(begin)
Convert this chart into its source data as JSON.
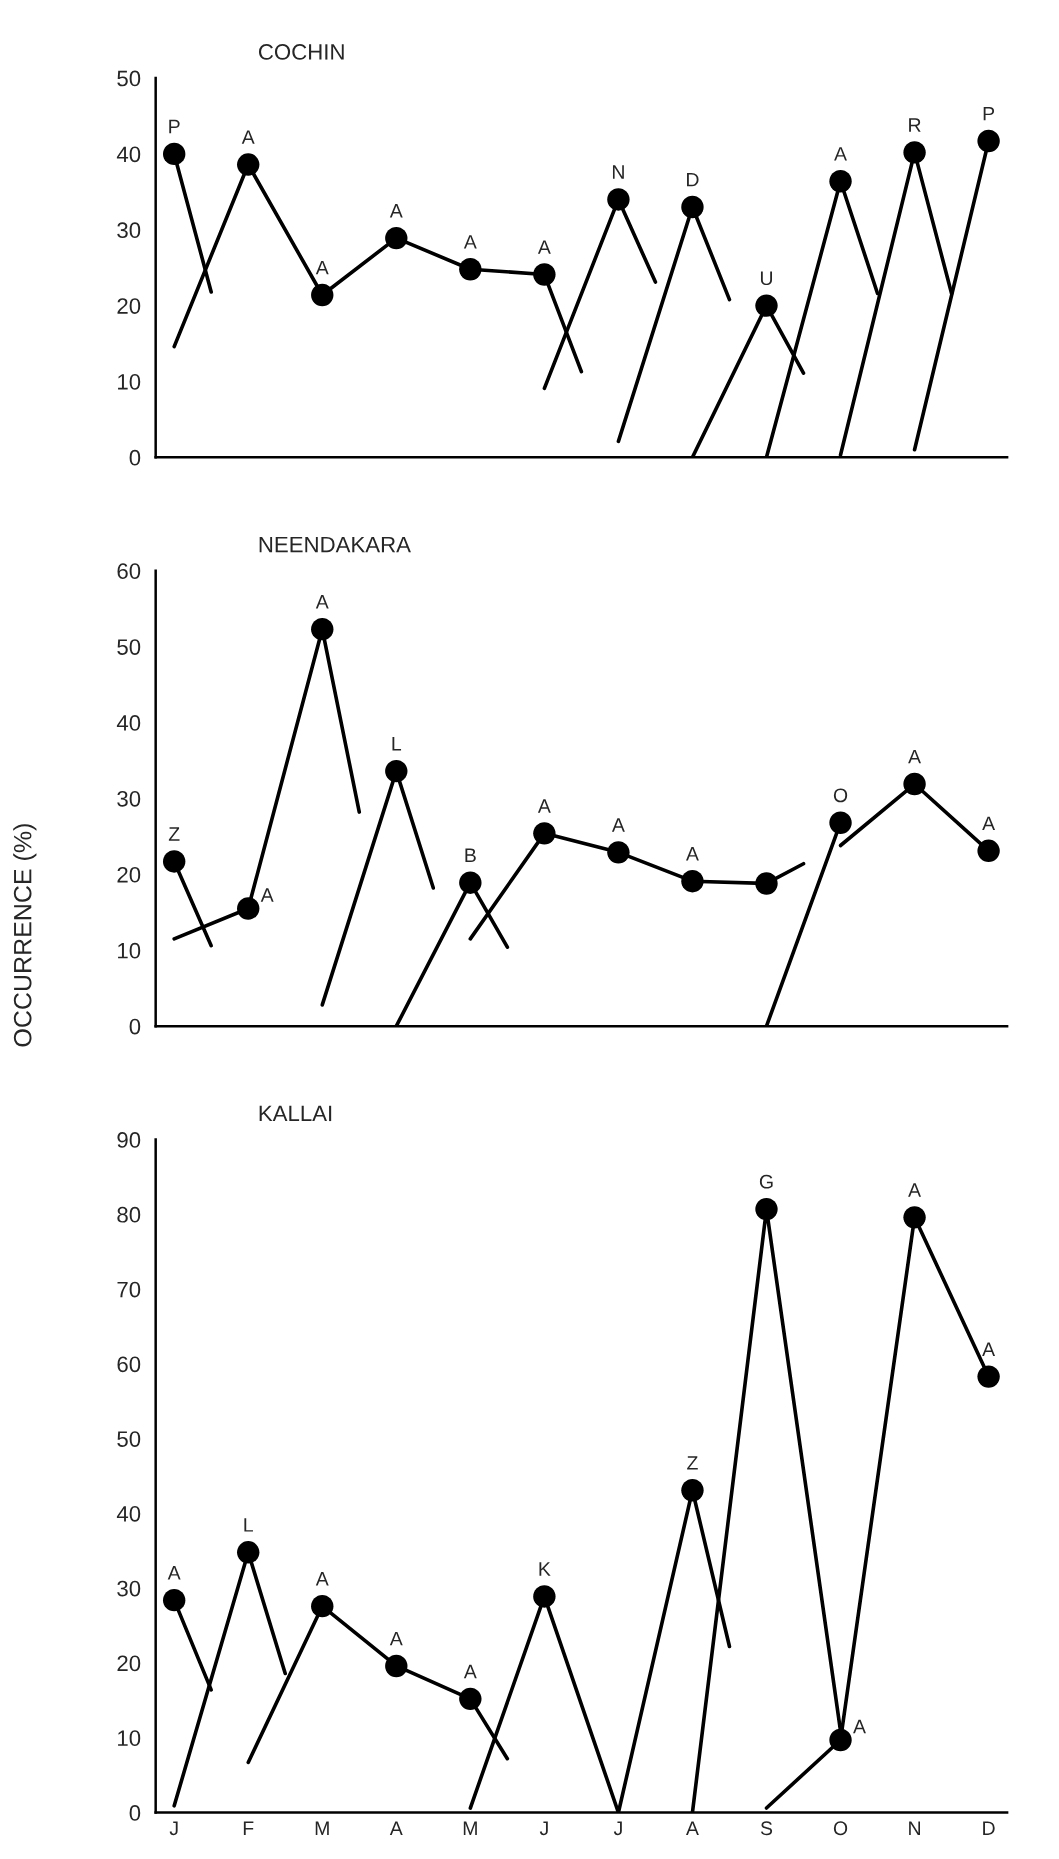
{
  "chart_data": [
    {
      "type": "line",
      "title": "COCHIN",
      "ylim": [
        0,
        50
      ],
      "yticks": [
        0,
        10,
        20,
        30,
        40,
        50
      ],
      "tick_labels": "y",
      "categories": [
        null,
        null,
        null,
        null,
        null,
        null,
        null,
        null,
        null,
        null,
        null,
        null,
        null,
        null,
        null,
        null,
        null,
        null,
        null,
        null,
        null,
        null,
        null
      ],
      "series": [
        {
          "type": "line",
          "color": "#000000",
          "values": [
            40,
            21.8,
            null,
            null,
            null,
            null,
            null,
            null,
            null,
            null,
            null,
            null,
            null,
            null,
            null,
            null,
            null,
            null,
            null,
            null,
            null,
            null,
            null
          ]
        },
        {
          "type": "line",
          "color": "#000000",
          "values": [
            14.6,
            null,
            38.6,
            null,
            21.4,
            null,
            28.9,
            null,
            24.8,
            null,
            24.1,
            11.3,
            null,
            null,
            null,
            null,
            null,
            null,
            null,
            null,
            null,
            null,
            null
          ]
        },
        {
          "type": "line",
          "color": "#000000",
          "values": [
            null,
            null,
            null,
            null,
            null,
            null,
            null,
            null,
            null,
            null,
            9.1,
            null,
            34,
            23.1,
            null,
            null,
            null,
            null,
            null,
            null,
            null,
            null,
            null
          ]
        },
        {
          "type": "line",
          "color": "#000000",
          "values": [
            null,
            null,
            null,
            null,
            null,
            null,
            null,
            null,
            null,
            null,
            null,
            null,
            2.1,
            null,
            33,
            20.8,
            null,
            null,
            null,
            null,
            null,
            null,
            null
          ]
        },
        {
          "type": "line",
          "color": "#000000",
          "values": [
            null,
            null,
            null,
            null,
            null,
            null,
            null,
            null,
            null,
            null,
            null,
            null,
            null,
            null,
            0,
            null,
            20,
            11.1,
            null,
            null,
            null,
            null,
            null
          ]
        },
        {
          "type": "line",
          "color": "#000000",
          "values": [
            null,
            null,
            null,
            null,
            null,
            null,
            null,
            null,
            null,
            null,
            null,
            null,
            null,
            null,
            null,
            null,
            0,
            null,
            36.4,
            21.6,
            null,
            null,
            null
          ]
        },
        {
          "type": "line",
          "color": "#000000",
          "values": [
            null,
            null,
            null,
            null,
            null,
            null,
            null,
            null,
            null,
            null,
            null,
            null,
            null,
            null,
            null,
            null,
            null,
            null,
            0.3,
            null,
            40.2,
            21.6,
            null
          ]
        },
        {
          "type": "line",
          "color": "#000000",
          "values": [
            null,
            null,
            null,
            null,
            null,
            null,
            null,
            null,
            null,
            null,
            null,
            null,
            null,
            null,
            null,
            null,
            null,
            null,
            null,
            null,
            1,
            null,
            41.7
          ]
        },
        {
          "type": "scatter",
          "color": "#000000",
          "marker": "circle",
          "values": [
            40,
            null,
            38.6,
            null,
            21.4,
            null,
            28.9,
            null,
            24.8,
            null,
            24.1,
            null,
            34,
            null,
            33,
            null,
            20,
            null,
            36.4,
            null,
            40.2,
            null,
            41.7
          ],
          "value_labels": [
            "P",
            null,
            "A",
            null,
            "A",
            null,
            "A",
            null,
            "A",
            null,
            "A",
            null,
            "N",
            null,
            "D",
            null,
            "U",
            null,
            "A",
            null,
            "R",
            null,
            "P"
          ]
        }
      ]
    },
    {
      "type": "line",
      "title": "NEENDAKARA",
      "ylabel": "OCCURRENCE (%)",
      "ylim": [
        0,
        60
      ],
      "yticks": [
        0,
        10,
        20,
        30,
        40,
        50,
        60
      ],
      "tick_labels": "y",
      "categories": [
        null,
        null,
        null,
        null,
        null,
        null,
        null,
        null,
        null,
        null,
        null,
        null,
        null,
        null,
        null,
        null,
        null,
        null,
        null,
        null,
        null,
        null,
        null
      ],
      "series": [
        {
          "type": "line",
          "color": "#000000",
          "values": [
            21.7,
            10.6,
            null,
            null,
            null,
            null,
            null,
            null,
            null,
            null,
            null,
            null,
            null,
            null,
            null,
            null,
            null,
            null,
            null,
            null,
            null,
            null,
            null
          ]
        },
        {
          "type": "line",
          "color": "#000000",
          "values": [
            11.5,
            null,
            15.5,
            null,
            52.3,
            28.2,
            null,
            null,
            null,
            null,
            null,
            null,
            null,
            null,
            null,
            null,
            null,
            null,
            null,
            null,
            null,
            null,
            null
          ]
        },
        {
          "type": "line",
          "color": "#000000",
          "values": [
            null,
            null,
            null,
            null,
            2.8,
            null,
            33.6,
            18.2,
            null,
            null,
            null,
            null,
            null,
            null,
            null,
            null,
            null,
            null,
            null,
            null,
            null,
            null,
            null
          ]
        },
        {
          "type": "line",
          "color": "#000000",
          "values": [
            null,
            null,
            null,
            null,
            null,
            null,
            0,
            null,
            18.9,
            10.4,
            null,
            null,
            null,
            null,
            null,
            null,
            null,
            null,
            null,
            null,
            null,
            null,
            null
          ]
        },
        {
          "type": "line",
          "color": "#000000",
          "values": [
            null,
            null,
            null,
            null,
            null,
            null,
            null,
            null,
            11.5,
            null,
            25.4,
            null,
            22.9,
            null,
            19.1,
            null,
            18.8,
            21.4,
            null,
            null,
            null,
            null,
            null
          ]
        },
        {
          "type": "line",
          "color": "#000000",
          "values": [
            null,
            null,
            null,
            null,
            null,
            null,
            null,
            null,
            null,
            null,
            null,
            null,
            null,
            null,
            null,
            null,
            0,
            null,
            26.8,
            null,
            null,
            null,
            null
          ]
        },
        {
          "type": "line",
          "color": "#000000",
          "values": [
            null,
            null,
            null,
            null,
            null,
            null,
            null,
            null,
            null,
            null,
            null,
            null,
            null,
            null,
            null,
            null,
            null,
            null,
            23.8,
            null,
            31.9,
            null,
            23.1
          ]
        },
        {
          "type": "scatter",
          "color": "#000000",
          "marker": "circle",
          "values": [
            21.7,
            null,
            15.5,
            null,
            52.3,
            null,
            33.6,
            null,
            18.9,
            null,
            25.4,
            null,
            22.9,
            null,
            19.1,
            null,
            18.8,
            null,
            26.8,
            null,
            31.9,
            null,
            23.1
          ],
          "value_labels": [
            "Z",
            null,
            "A",
            null,
            "A",
            null,
            "L",
            null,
            "B",
            null,
            "A",
            null,
            "A",
            null,
            "A",
            null,
            null,
            null,
            "O",
            null,
            "A",
            null,
            "A"
          ]
        }
      ]
    },
    {
      "type": "line",
      "title": "KALLAI",
      "ylim": [
        0,
        90
      ],
      "yticks": [
        0,
        10,
        20,
        30,
        40,
        50,
        60,
        70,
        80,
        90
      ],
      "categories": [
        "J",
        null,
        "F",
        null,
        "M",
        null,
        "A",
        null,
        "M",
        null,
        "J",
        null,
        "J",
        null,
        "A",
        null,
        "S",
        null,
        "O",
        null,
        "N",
        null,
        "D"
      ],
      "series": [
        {
          "type": "line",
          "color": "#000000",
          "values": [
            28.4,
            16.4,
            null,
            null,
            null,
            null,
            null,
            null,
            null,
            null,
            null,
            null,
            null,
            null,
            null,
            null,
            null,
            null,
            null,
            null,
            null,
            null,
            null
          ]
        },
        {
          "type": "line",
          "color": "#000000",
          "values": [
            0.9,
            null,
            34.8,
            18.6,
            null,
            null,
            null,
            null,
            null,
            null,
            null,
            null,
            null,
            null,
            null,
            null,
            null,
            null,
            null,
            null,
            null,
            null,
            null
          ]
        },
        {
          "type": "line",
          "color": "#000000",
          "values": [
            null,
            null,
            6.7,
            null,
            27.6,
            null,
            19.6,
            null,
            15.2,
            7.2,
            null,
            null,
            null,
            null,
            null,
            null,
            null,
            null,
            null,
            null,
            null,
            null,
            null
          ]
        },
        {
          "type": "line",
          "color": "#000000",
          "values": [
            null,
            null,
            null,
            null,
            null,
            null,
            null,
            null,
            0.6,
            null,
            28.9,
            null,
            0,
            null,
            43.1,
            22.2,
            null,
            null,
            null,
            null,
            null,
            null,
            null
          ]
        },
        {
          "type": "line",
          "color": "#000000",
          "values": [
            null,
            null,
            null,
            null,
            null,
            null,
            null,
            null,
            null,
            null,
            null,
            null,
            null,
            null,
            0,
            null,
            80.7,
            null,
            10.9,
            null,
            null,
            null,
            null
          ]
        },
        {
          "type": "line",
          "color": "#000000",
          "values": [
            null,
            null,
            null,
            null,
            null,
            null,
            null,
            null,
            null,
            null,
            null,
            null,
            null,
            null,
            null,
            null,
            0.6,
            null,
            9.7,
            null,
            79.6,
            null,
            58.3
          ]
        },
        {
          "type": "scatter",
          "color": "#000000",
          "marker": "circle",
          "values": [
            28.4,
            null,
            34.8,
            null,
            27.6,
            null,
            19.6,
            null,
            15.2,
            null,
            28.9,
            null,
            null,
            null,
            43.1,
            null,
            80.7,
            null,
            9.7,
            null,
            79.6,
            null,
            58.3
          ],
          "value_labels": [
            "A",
            null,
            "L",
            null,
            "A",
            null,
            "A",
            null,
            "A",
            null,
            "K",
            null,
            null,
            null,
            "Z",
            null,
            "G",
            null,
            "A",
            null,
            "A",
            null,
            "A"
          ]
        }
      ]
    }
  ]
}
(end)
Show every line in the records above that contains the word "title".

■ **SOLUTION TO THE PROBLEM**
      "title": "COCHIN",
      "title": "NEENDAKARA",
      "title": "KALLAI",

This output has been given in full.